- Exercise details
Wherever a line holds the word "students", copy that line out.

- Listed entries
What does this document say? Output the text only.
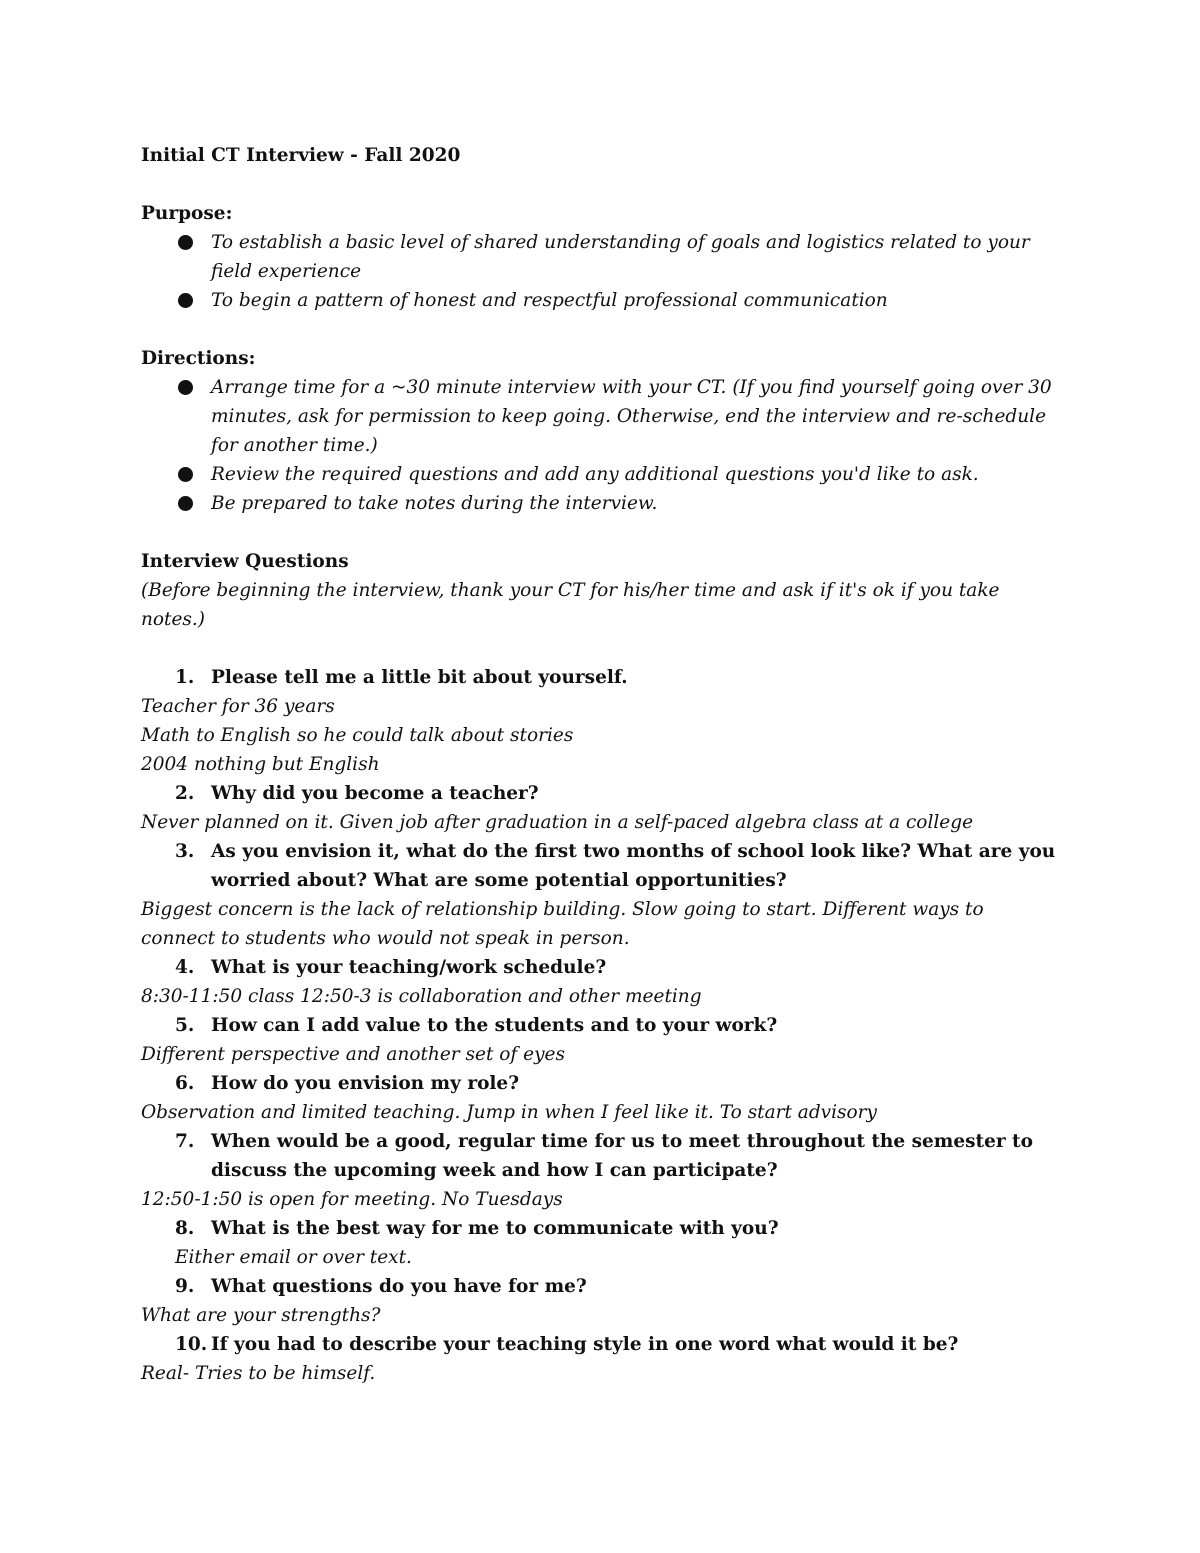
Initial CT Interview - Fall 2020

Purpose:

To establish a basic level of shared understanding of goals and logistics related to your field experience
To begin a pattern of honest and respectful professional communication

Directions:

Arrange time for a ~30 minute interview with your CT. (If you find yourself going over 30 minutes, ask for permission to keep going. Otherwise, end the interview and re-schedule for another time.)
Review the required questions and add any additional questions you'd like to ask.
Be prepared to take notes during the interview.

Interview Questions

(Before beginning the interview, thank your CT for his/her time and ask if it's ok if you take notes.)

1. Please tell me a little bit about yourself.

Teacher for 36 years

Math to English so he could talk about stories

2004 nothing but English

2. Why did you become a teacher?

Never planned on it. Given job after graduation in a self-paced algebra class at a college

3. As you envision it, what do the first two months of school look like? What are you worried about? What are some potential opportunities?

Biggest concern is the lack of relationship building. Slow going to start. Different ways to connect to students who would not speak in person.

4. What is your teaching/work schedule?

8:30-11:50 class 12:50-3 is collaboration and other meeting

5. How can I add value to the students and to your work?

Different perspective and another set of eyes

6. How do you envision my role?

Observation and limited teaching. Jump in when I feel like it. To start advisory

7. When would be a good, regular time for us to meet throughout the semester to discuss the upcoming week and how I can participate?

12:50-1:50 is open for meeting. No Tuesdays

8. What is the best way for me to communicate with you?

Either email or over text.

9. What questions do you have for me?

What are your strengths?

10. If you had to describe your teaching style in one word what would it be?

Real- Tries to be himself.
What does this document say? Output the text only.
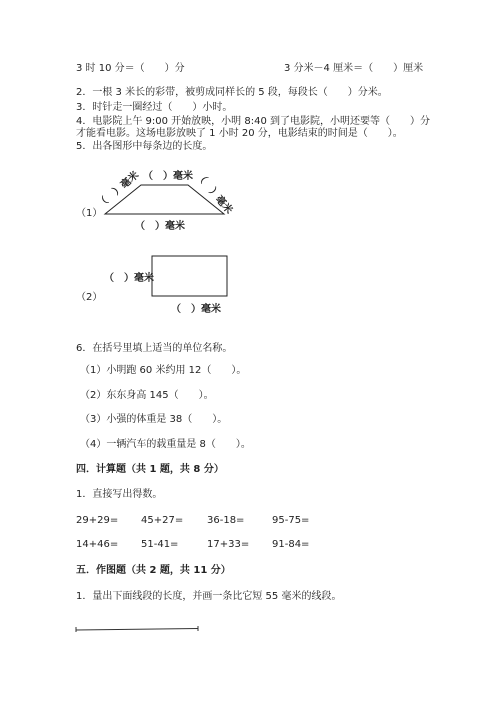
3 时 10 分＝（　　）分	3 分米－4 厘米＝（　　）厘米
2．一根 3 米长的彩带，被剪成同样长的 5 段，每段长（　　）分米。
3．时针走一圈经过（　　）小时。
4．电影院上午 9:00 开始放映，小明 8:40 到了电影院，小明还要等（　　）分
才能看电影。这场电影放映了 1 小时 20 分，电影结束的时间是（　　）。
5．出各图形中每条边的长度。
（1）
（　）毫米
（　）毫米	（　）毫米
（　）毫米
（2）
（　）毫米
（　）毫米
6．在括号里填上适当的单位名称。
（1）小明跑 60 米约用 12（　　）。
（2）东东身高 145（　　）。
（3）小强的体重是 38（　　）。
（4）一辆汽车的载重量是 8（　　）。
四．计算题（共 1 题，共 8 分）
1．直接写出得数。
29+29= 45+27= 36-18=	95-75=
14+46= 51-41=	17+33= 91-84=
五．作图题（共 2 题，共 11 分）
1．量出下面线段的长度，并画一条比它短 55 毫米的线段。
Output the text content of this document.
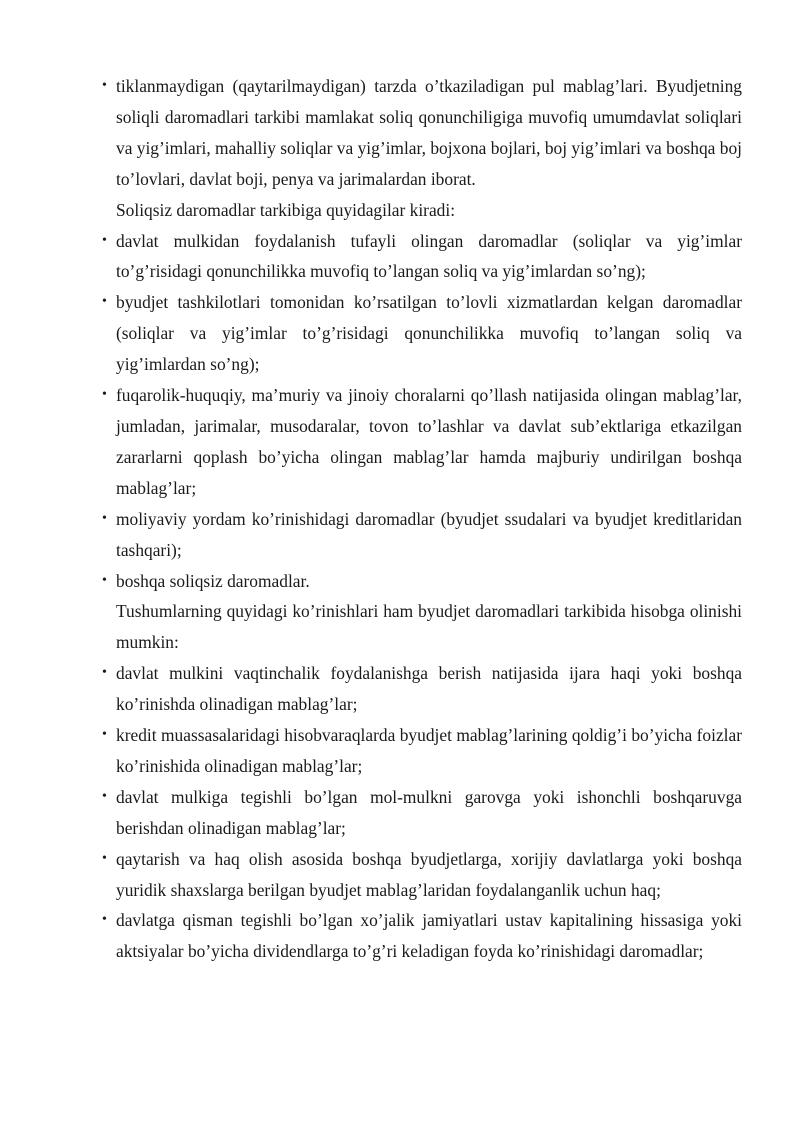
• tiklanmaydigan (qaytarilmaydigan) tarzda o’tkaziladigan pul mablag’lari. Byudjetning soliqli daromadlari tarkibi mamlakat soliq qonunchiligiga muvofiq umumdavlat soliqlari va yig’imlari, mahalliy soliqlar va yig’imlar, bojxona bojlari, boj yig’imlari va boshqa boj to’lovlari, davlat boji, penya va jarimalardan iborat.

Soliqsiz daromadlar tarkibiga quyidagilar kiradi:

• davlat mulkidan foydalanish tufayli olingan daromadlar (soliqlar va yig’imlar to’g’risidagi qonunchilikka muvofiq to’langan soliq va yig’imlardan so’ng);
• byudjet tashkilotlari tomonidan ko’rsatilgan to’lovli xizmatlardan kelgan daromadlar (soliqlar va yig’imlar to’g’risidagi qonunchilikka muvofiq to’langan soliq va yig’imlardan so’ng);
• fuqarolik-huquqiy, ma’muriy va jinoiy choralarni qo’llash natijasida olingan mablag’lar, jumladan, jarimalar, musodaralar, tovon to’lashlar va davlat sub’ektlariga etkazilgan zararlarni qoplash bo’yicha olingan mablag’lar hamda majburiy undirilgan boshqa mablag’lar;
• moliyaviy yordam ko’rinishidagi daromadlar (byudjet ssudalari va byudjet kreditlaridan tashqari);
• boshqa soliqsiz daromadlar.

Tushumlarning quyidagi ko’rinishlari ham byudjet daromadlari tarkibida hisobga olinishi mumkin:

• davlat mulkini vaqtinchalik foydalanishga berish natijasida ijara haqi yoki boshqa ko’rinishda olinadigan mablag’lar;
• kredit muassasalaridagi hisobvaraqlarda byudjet mablag’larining qoldig’i bo’yicha foizlar ko’rinishida olinadigan mablag’lar;
• davlat mulkiga tegishli bo’lgan mol-mulkni garovga yoki ishonchli boshqaruvga berishdan olinadigan mablag’lar;
• qaytarish va haq olish asosida boshqa byudjetlarga, xorijiy davlatlarga yoki boshqa yuridik shaxslarga berilgan byudjet mablag’laridan foydalanganlik uchun haq;
• davlatga qisman tegishli bo’lgan xo’jalik jamiyatlari ustav kapitalining hissasiga yoki aktsiyalar bo’yicha dividendlarga to’g’ri keladigan foyda ko’rinishidagi daromadlar;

- The solution
Biggest concern is the lack of relationship building. Slow going to start. Different ways to connect to students who would not speak in person.
5. How can I add value to the students and to your work?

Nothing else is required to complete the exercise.